Dataset entries on figures:
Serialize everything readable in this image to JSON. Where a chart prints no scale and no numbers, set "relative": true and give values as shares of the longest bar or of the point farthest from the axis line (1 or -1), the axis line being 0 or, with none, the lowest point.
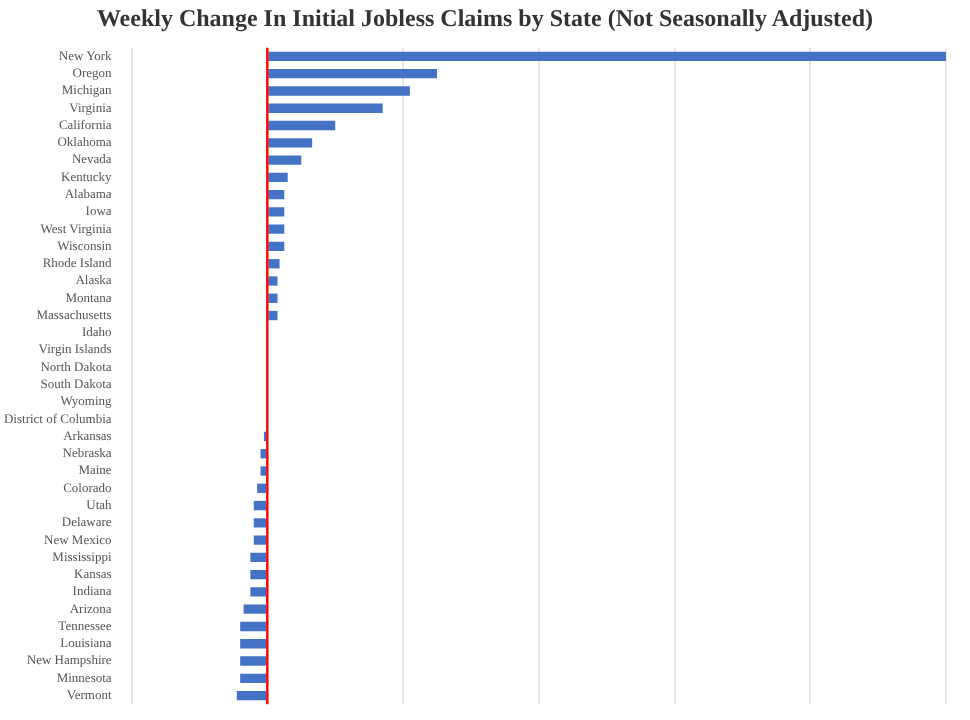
{
  "chart_data": {
    "type": "bar",
    "orientation": "horizontal",
    "relative": true,
    "title": "Weekly Change In Initial Jobless Claims by State (Not Seasonally Adjusted)",
    "categories": [
      "New York",
      "Oregon",
      "Michigan",
      "Virginia",
      "California",
      "Oklahoma",
      "Nevada",
      "Kentucky",
      "Alabama",
      "Iowa",
      "West Virginia",
      "Wisconsin",
      "Rhode Island",
      "Alaska",
      "Montana",
      "Massachusetts",
      "Idaho",
      "Virgin Islands",
      "North Dakota",
      "South Dakota",
      "Wyoming",
      "District of Columbia",
      "Arkansas",
      "Nebraska",
      "Maine",
      "Colorado",
      "Utah",
      "Delaware",
      "New Mexico",
      "Mississippi",
      "Kansas",
      "Indiana",
      "Arizona",
      "Tennessee",
      "Louisiana",
      "New Hampshire",
      "Minnesota",
      "Vermont"
    ],
    "values": [
      1,
      0.25,
      0.21,
      0.17,
      0.1,
      0.066,
      0.05,
      0.03,
      0.025,
      0.025,
      0.025,
      0.025,
      0.018,
      0.015,
      0.015,
      0.015,
      0,
      0,
      0,
      0,
      0,
      0,
      -0.005,
      -0.01,
      -0.01,
      -0.015,
      -0.02,
      -0.02,
      -0.02,
      -0.025,
      -0.025,
      -0.025,
      -0.035,
      -0.04,
      -0.04,
      -0.04,
      -0.04,
      -0.045
    ],
    "color": "#4472c4",
    "grid": "x",
    "ref_lines": [
      {
        "axis": "x",
        "value": 0,
        "color": "#ff0000"
      }
    ]
  }
}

• [Task statement] Output the entries above exactly. Drop the pictures.

• [Exercise solution]
Serialize everything readable in this image to JSON. Where a chart prints no scale and no numbers, set "relative": true and give values as shares of the longest bar or of the point farthest from the axis line (1 or -1), the axis line being 0 or, with none, the lowest point.
{
  "chart_data": {
    "type": "bar",
    "orientation": "horizontal",
    "relative": true,
    "title": "Weekly Change In Initial Jobless Claims by State (Not Seasonally Adjusted)",
    "categories": [
      "New York",
      "Oregon",
      "Michigan",
      "Virginia",
      "California",
      "Oklahoma",
      "Nevada",
      "Kentucky",
      "Alabama",
      "Iowa",
      "West Virginia",
      "Wisconsin",
      "Rhode Island",
      "Alaska",
      "Montana",
      "Massachusetts",
      "Idaho",
      "Virgin Islands",
      "North Dakota",
      "South Dakota",
      "Wyoming",
      "District of Columbia",
      "Arkansas",
      "Nebraska",
      "Maine",
      "Colorado",
      "Utah",
      "Delaware",
      "New Mexico",
      "Mississippi",
      "Kansas",
      "Indiana",
      "Arizona",
      "Tennessee",
      "Louisiana",
      "New Hampshire",
      "Minnesota",
      "Vermont"
    ],
    "values": [
      1,
      0.25,
      0.21,
      0.17,
      0.1,
      0.066,
      0.05,
      0.03,
      0.025,
      0.025,
      0.025,
      0.025,
      0.018,
      0.015,
      0.015,
      0.015,
      0,
      0,
      0,
      0,
      0,
      0,
      -0.005,
      -0.01,
      -0.01,
      -0.015,
      -0.02,
      -0.02,
      -0.02,
      -0.025,
      -0.025,
      -0.025,
      -0.035,
      -0.04,
      -0.04,
      -0.04,
      -0.04,
      -0.045
    ],
    "color": "#4472c4",
    "grid": "x",
    "ref_lines": [
      {
        "axis": "x",
        "value": 0,
        "color": "#ff0000"
      }
    ]
  }
}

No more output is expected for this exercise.